• [Task prompt] Return the entries verbatim and drop every picture.

>> begin Given records

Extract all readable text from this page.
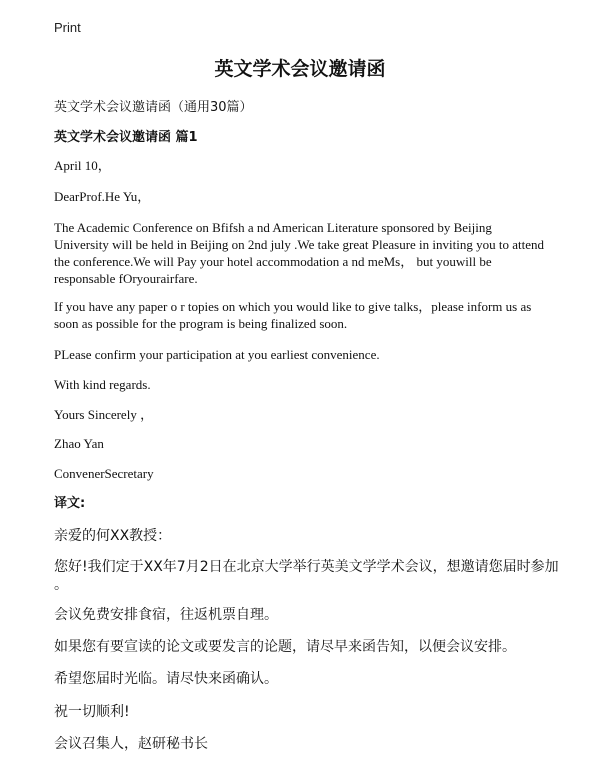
Print
英文学术会议邀请函
英文学术会议邀请函（通用30篇）
英文学术会议邀请函 篇1
April 10，
DearProf.He Yu，
The Academic Conference on Bfifsh a nd American Literature sponsored by Beijing University will be held in Beijing on 2nd july .We take great Pleasure in inviting you to attend the conference.We will Pay your hotel accommodation a nd meMs， but youwill be responsable fOryourairfare.
If you have any paper o r topies on which you would like to give talks，please inform us as soon as possible for the program is being finalized soon.
PLease confirm your participation at you earliest convenience.
With kind regards.
Yours Sincerely ，
Zhao Yan
ConvenerSecretary
译文:
亲爱的何XX教授：
您好!我们定于XX年7月2日在北京大学举行英美文学学术会议，想邀请您届时参加
。
会议免费安排食宿，往返机票自理。
如果您有要宣读的论文或要发言的论题，请尽早来函告知，以便会议安排。
希望您届时光临。请尽快来函确认。
祝一切顺利!
会议召集人，赵研秘书长
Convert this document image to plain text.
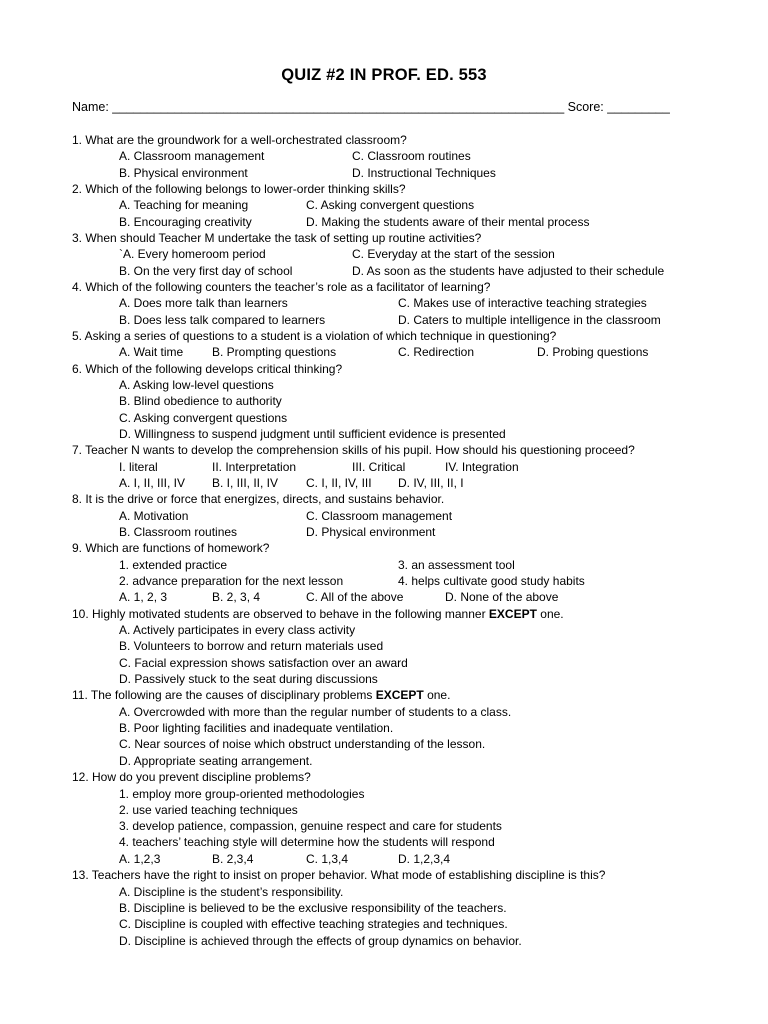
QUIZ #2 IN PROF. ED. 553
Name: _________________________________________________________________ Score: _________
1. What are the groundwork for a well-orchestrated classroom?
A. Classroom management	C. Classroom routines
B. Physical environment	D. Instructional Techniques
2. Which of the following belongs to lower-order thinking skills?
A. Teaching for meaning	C. Asking convergent questions
B. Encouraging creativity	D. Making the students aware of their mental process
3. When should Teacher M undertake the task of setting up routine activities?
`A. Every homeroom period	C. Everyday at the start of the session
B. On the very first day of school	D. As soon as the students have adjusted to their schedule
4. Which of the following counters the teacher’s role as a facilitator of learning?
A. Does more talk than learners	C. Makes use of interactive teaching strategies
B. Does less talk compared to learners	D. Caters to multiple intelligence in the classroom
5. Asking a series of questions to a student is a violation of which technique in questioning?
A. Wait time B. Prompting questions	C. Redirection	D. Probing questions
6. Which of the following develops critical thinking?
A. Asking low-level questions
B. Blind obedience to authority
C. Asking convergent questions
D. Willingness to suspend judgment until sufficient evidence is presented
7. Teacher N wants to develop the comprehension skills of his pupil. How should his questioning proceed?
I. literal	II. Interpretation	III. Critical	IV. Integration
A. I, II, III, IV B. I, III, II, IV C. I, II, IV, III D. IV, III, II, I
8. It is the drive or force that energizes, directs, and sustains behavior.
A. Motivation	C. Classroom management
B. Classroom routines	D. Physical environment
9. Which are functions of homework?
1. extended practice	3. an assessment tool
2. advance preparation for the next lesson	4. helps cultivate good study habits
A. 1, 2, 3	B. 2, 3, 4	C. All of the above	D. None of the above
10. Highly motivated students are observed to behave in the following manner EXCEPT one.
A. Actively participates in every class activity
B. Volunteers to borrow and return materials used
C. Facial expression shows satisfaction over an award
D. Passively stuck to the seat during discussions
11. The following are the causes of disciplinary problems EXCEPT one.
A. Overcrowded with more than the regular number of students to a class.
B. Poor lighting facilities and inadequate ventilation.
C. Near sources of noise which obstruct understanding of the lesson.
D. Appropriate seating arrangement.
12. How do you prevent discipline problems?
1. employ more group-oriented methodologies
2. use varied teaching techniques
3. develop patience, compassion, genuine respect and care for students
4. teachers’ teaching style will determine how the students will respond
A. 1,2,3	B. 2,3,4	C. 1,3,4	D. 1,2,3,4
13. Teachers have the right to insist on proper behavior. What mode of establishing discipline is this?
A. Discipline is the student’s responsibility.
B. Discipline is believed to be the exclusive responsibility of the teachers.
C. Discipline is coupled with effective teaching strategies and techniques.
D. Discipline is achieved through the effects of group dynamics on behavior.
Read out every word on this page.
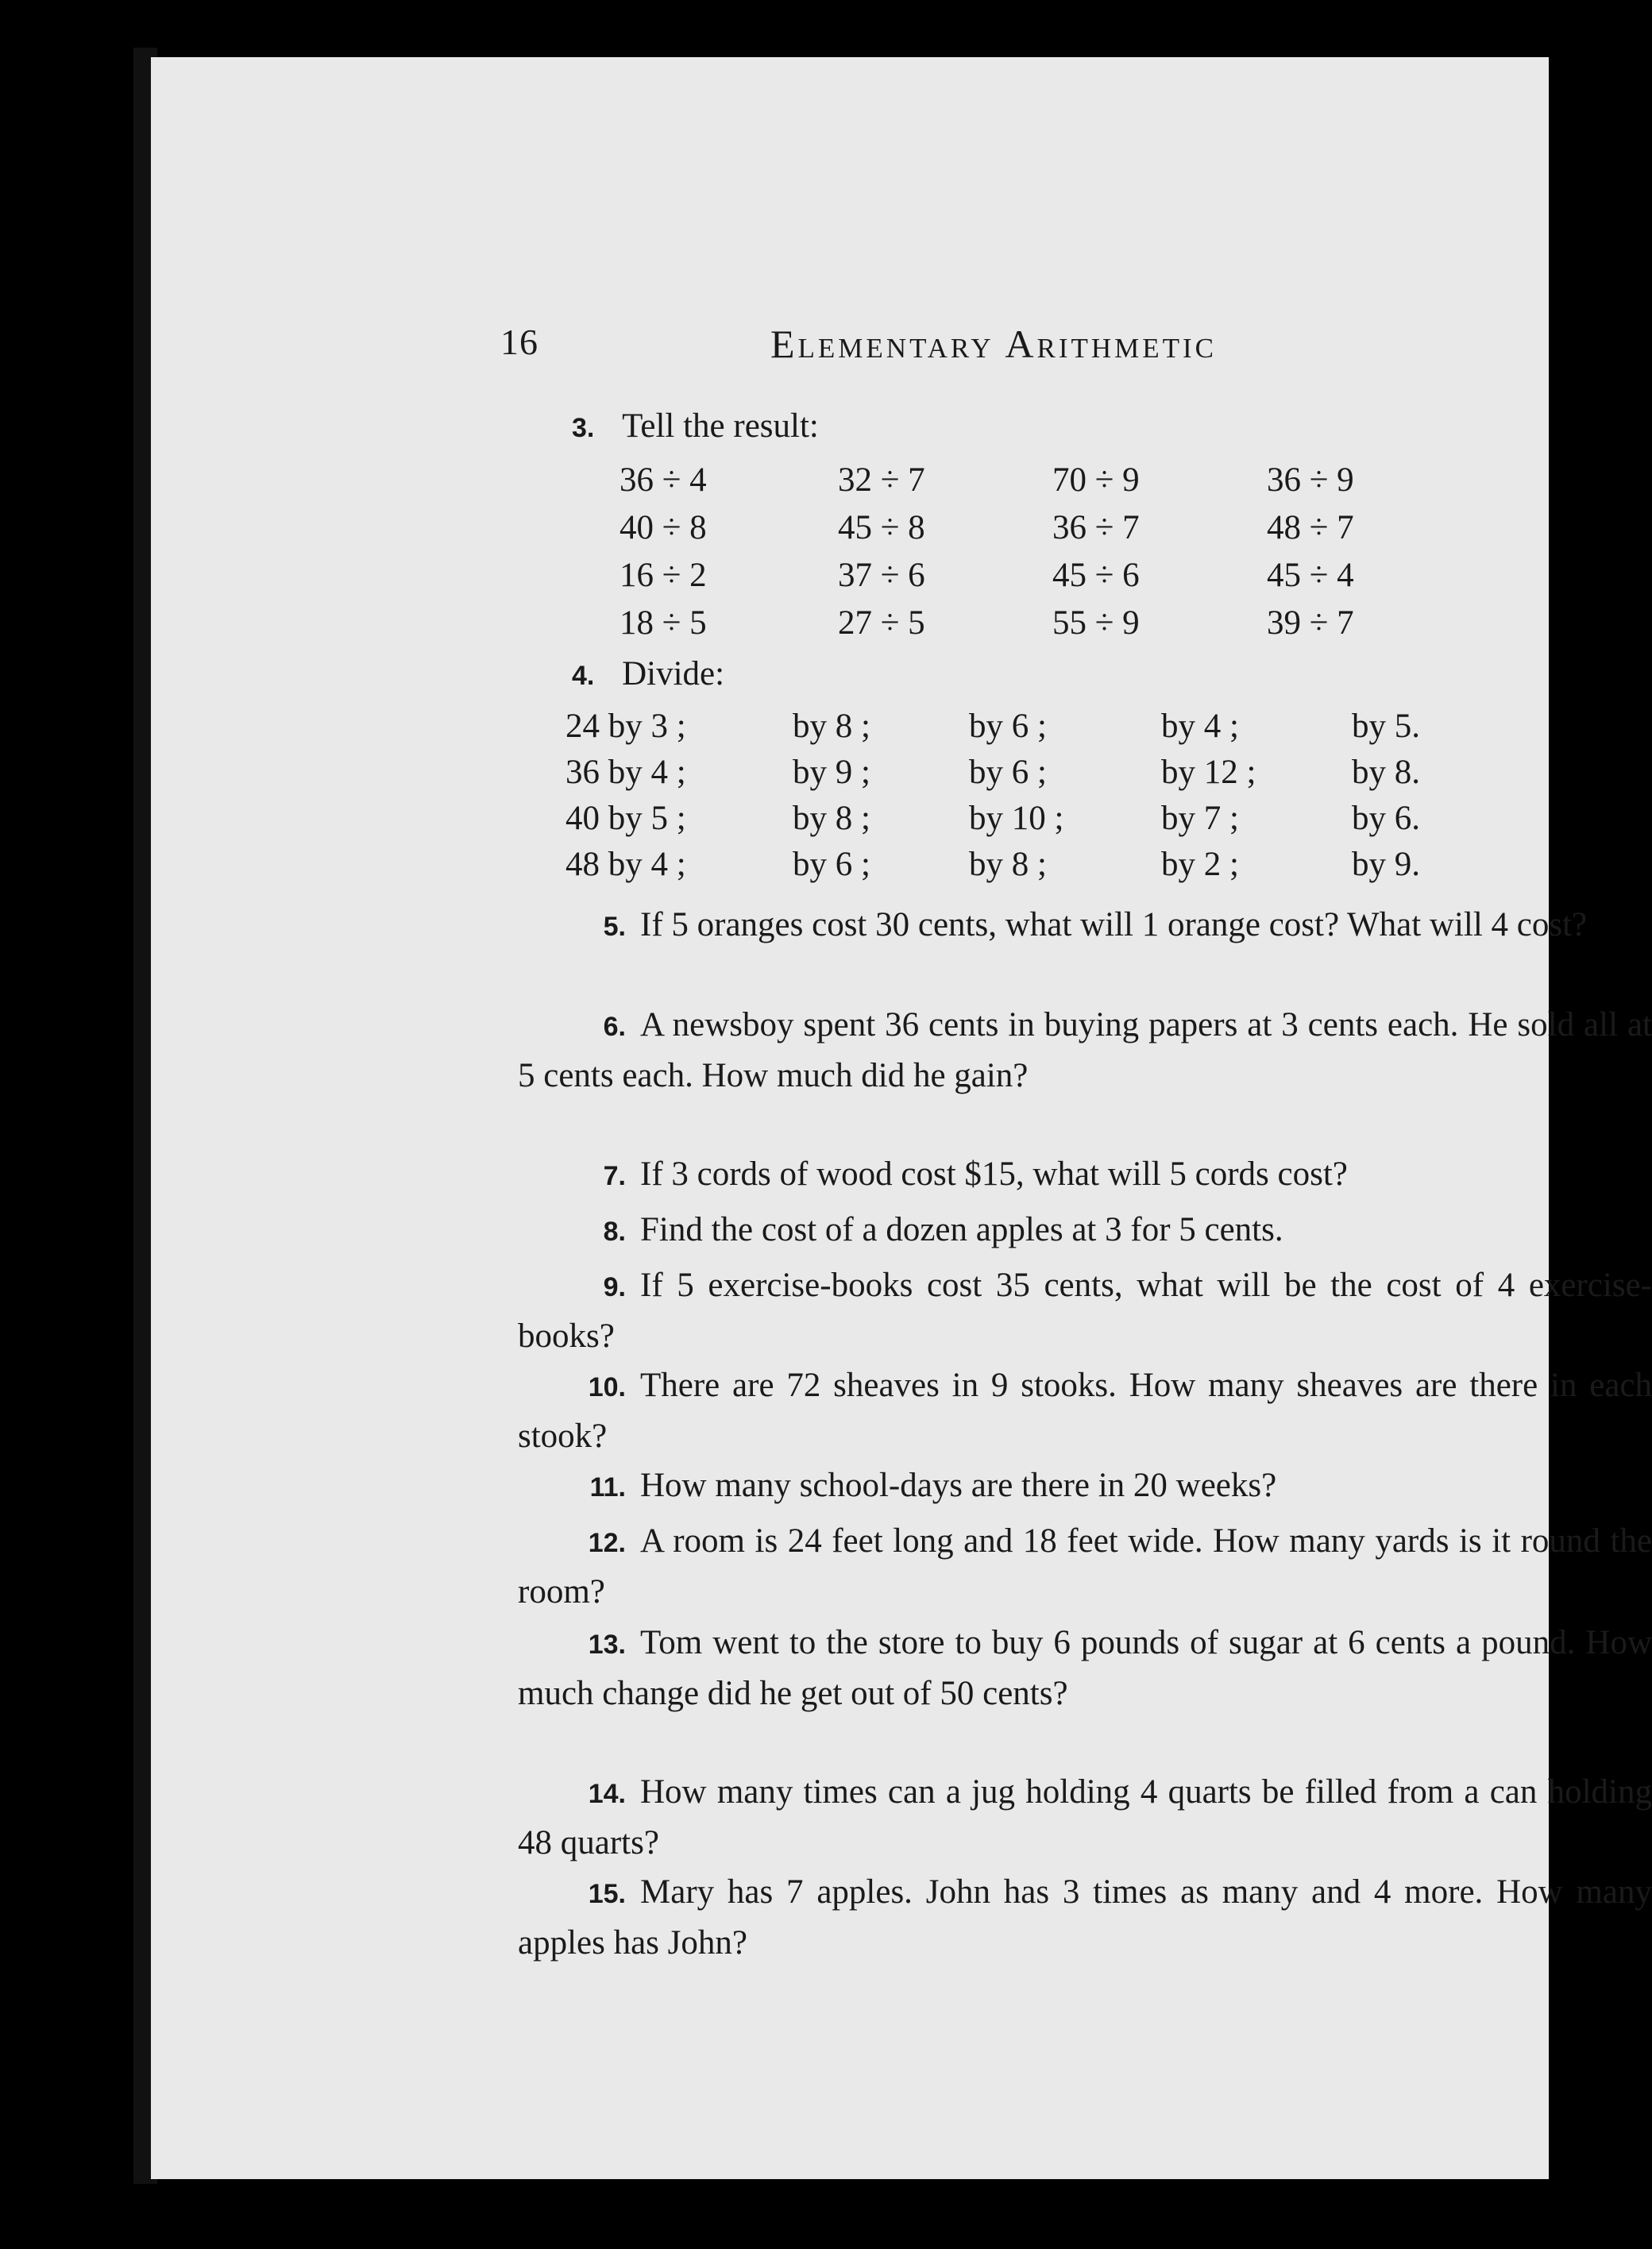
16	Elementary Arithmetic
3. Tell the result:
36 ÷ 4	32 ÷ 7	70 ÷ 9	36 ÷ 9
40 ÷ 8	45 ÷ 8	36 ÷ 7	48 ÷ 7
16 ÷ 2	37 ÷ 6	45 ÷ 6	45 ÷ 4
18 ÷ 5	27 ÷ 5	55 ÷ 9	39 ÷ 7
4. Divide:
24 by 3 ;	by 8 ;	by 6 ;	by 4 ;	by 5.
36 by 4 ;	by 9 ;	by 6 ;	by 12 ;	by 8.
40 by 5 ;	by 8 ;	by 10 ;	by 7 ;	by 6.
48 by 4 ;	by 6 ;	by 8 ;	by 2 ;	by 9.
5. If 5 oranges cost 30 cents, what will 1 orange cost? What will 4 cost?
6. A newsboy spent 36 cents in buying papers at 3 cents each. He sold all at 5 cents each. How much did he gain?
7. If 3 cords of wood cost $15, what will 5 cords cost?
8. Find the cost of a dozen apples at 3 for 5 cents.
9. If 5 exercise-books cost 35 cents, what will be the cost of 4 exercise-books?
10. There are 72 sheaves in 9 stooks. How many sheaves are there in each stook?
11. How many school-days are there in 20 weeks?
12. A room is 24 feet long and 18 feet wide. How many yards is it round the room?
13. Tom went to the store to buy 6 pounds of sugar at 6 cents a pound. How much change did he get out of 50 cents?
14. How many times can a jug holding 4 quarts be filled from a can holding 48 quarts?
15. Mary has 7 apples. John has 3 times as many and 4 more. How many apples has John?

>> end Given records

• [Problem solution]
Extract all readable text from this page.
Print
英文学术会议邀请函
英文学术会议邀请函（通用30篇）
英文学术会议邀请函 篇1
April 10，
DearProf.He Yu，
The Academic Conference on Bfifsh a nd American Literature sponsored by Beijing University will be held in Beijing on 2nd july .We take great Pleasure in inviting you to attend the conference.We will Pay your hotel accommodation a nd meMs， but youwill be responsable fOryourairfare.
If you have any paper o r topies on which you would like to give talks，please inform us as soon as possible for the program is being finalized soon.
PLease confirm your participation at you earliest convenience.
With kind regards.
Yours Sincerely ，
Zhao Yan
ConvenerSecretary
译文:
亲爱的何XX教授：
您好!我们定于XX年7月2日在北京大学举行英美文学学术会议，想邀请您届时参加
。
会议免费安排食宿，往返机票自理。
如果您有要宣读的论文或要发言的论题，请尽早来函告知，以便会议安排。
希望您届时光临。请尽快来函确认。
祝一切顺利!
会议召集人，赵研秘书长
Convert this document image to plain text.
QUIZ #2 IN PROF. ED. 553
Name: _________________________________________________________________ Score: _________
1. What are the groundwork for a well-orchestrated classroom?
A. Classroom management	C. Classroom routines
B. Physical environment	D. Instructional Techniques
2. Which of the following belongs to lower-order thinking skills?
A. Teaching for meaning	C. Asking convergent questions
B. Encouraging creativity	D. Making the students aware of their mental process
3. When should Teacher M undertake the task of setting up routine activities?
`A. Every homeroom period	C. Everyday at the start of the session
B. On the very first day of school	D. As soon as the students have adjusted to their schedule
4. Which of the following counters the teacher’s role as a facilitator of learning?
A. Does more talk than learners	C. Makes use of interactive teaching strategies
B. Does less talk compared to learners	D. Caters to multiple intelligence in the classroom
5. Asking a series of questions to a student is a violation of which technique in questioning?
A. Wait time B. Prompting questions	C. Redirection	D. Probing questions
6. Which of the following develops critical thinking?
A. Asking low-level questions
B. Blind obedience to authority
C. Asking convergent questions
D. Willingness to suspend judgment until sufficient evidence is presented
7. Teacher N wants to develop the comprehension skills of his pupil. How should his questioning proceed?
I. literal	II. Interpretation	III. Critical	IV. Integration
A. I, II, III, IV B. I, III, II, IV C. I, II, IV, III D. IV, III, II, I
8. It is the drive or force that energizes, directs, and sustains behavior.
A. Motivation	C. Classroom management
B. Classroom routines	D. Physical environment
9. Which are functions of homework?
1. extended practice	3. an assessment tool
2. advance preparation for the next lesson	4. helps cultivate good study habits
A. 1, 2, 3	B. 2, 3, 4	C. All of the above	D. None of the above
10. Highly motivated students are observed to behave in the following manner EXCEPT one.
A. Actively participates in every class activity
B. Volunteers to borrow and return materials used
C. Facial expression shows satisfaction over an award
D. Passively stuck to the seat during discussions
11. The following are the causes of disciplinary problems EXCEPT one.
A. Overcrowded with more than the regular number of students to a class.
B. Poor lighting facilities and inadequate ventilation.
C. Near sources of noise which obstruct understanding of the lesson.
D. Appropriate seating arrangement.
12. How do you prevent discipline problems?
1. employ more group-oriented methodologies
2. use varied teaching techniques
3. develop patience, compassion, genuine respect and care for students
4. teachers’ teaching style will determine how the students will respond
A. 1,2,3	B. 2,3,4	C. 1,3,4	D. 1,2,3,4
13. Teachers have the right to insist on proper behavior. What mode of establishing discipline is this?
A. Discipline is the student’s responsibility.
B. Discipline is believed to be the exclusive responsibility of the teachers.
C. Discipline is coupled with effective teaching strategies and techniques.
D. Discipline is achieved through the effects of group dynamics on behavior.
Read out every word on this page.
16	Elementary Arithmetic
3. Tell the result:
36 ÷ 4	32 ÷ 7	70 ÷ 9	36 ÷ 9
40 ÷ 8	45 ÷ 8	36 ÷ 7	48 ÷ 7
16 ÷ 2	37 ÷ 6	45 ÷ 6	45 ÷ 4
18 ÷ 5	27 ÷ 5	55 ÷ 9	39 ÷ 7
4. Divide:
24 by 3 ;	by 8 ;	by 6 ;	by 4 ;	by 5.
36 by 4 ;	by 9 ;	by 6 ;	by 12 ;	by 8.
40 by 5 ;	by 8 ;	by 10 ;	by 7 ;	by 6.
48 by 4 ;	by 6 ;	by 8 ;	by 2 ;	by 9.
5. If 5 oranges cost 30 cents, what will 1 orange cost? What will 4 cost?
6. A newsboy spent 36 cents in buying papers at 3 cents each. He sold all at 5 cents each. How much did he gain?
7. If 3 cords of wood cost $15, what will 5 cords cost?
8. Find the cost of a dozen apples at 3 for 5 cents.
9. If 5 exercise-books cost 35 cents, what will be the cost of 4 exercise-books?
10. There are 72 sheaves in 9 stooks. How many sheaves are there in each stook?
11. How many school-days are there in 20 weeks?
12. A room is 24 feet long and 18 feet wide. How many yards is it round the room?
13. Tom went to the store to buy 6 pounds of sugar at 6 cents a pound. How much change did he get out of 50 cents?
14. How many times can a jug holding 4 quarts be filled from a can holding 48 quarts?
15. Mary has 7 apples. John has 3 times as many and 4 more. How many apples has John?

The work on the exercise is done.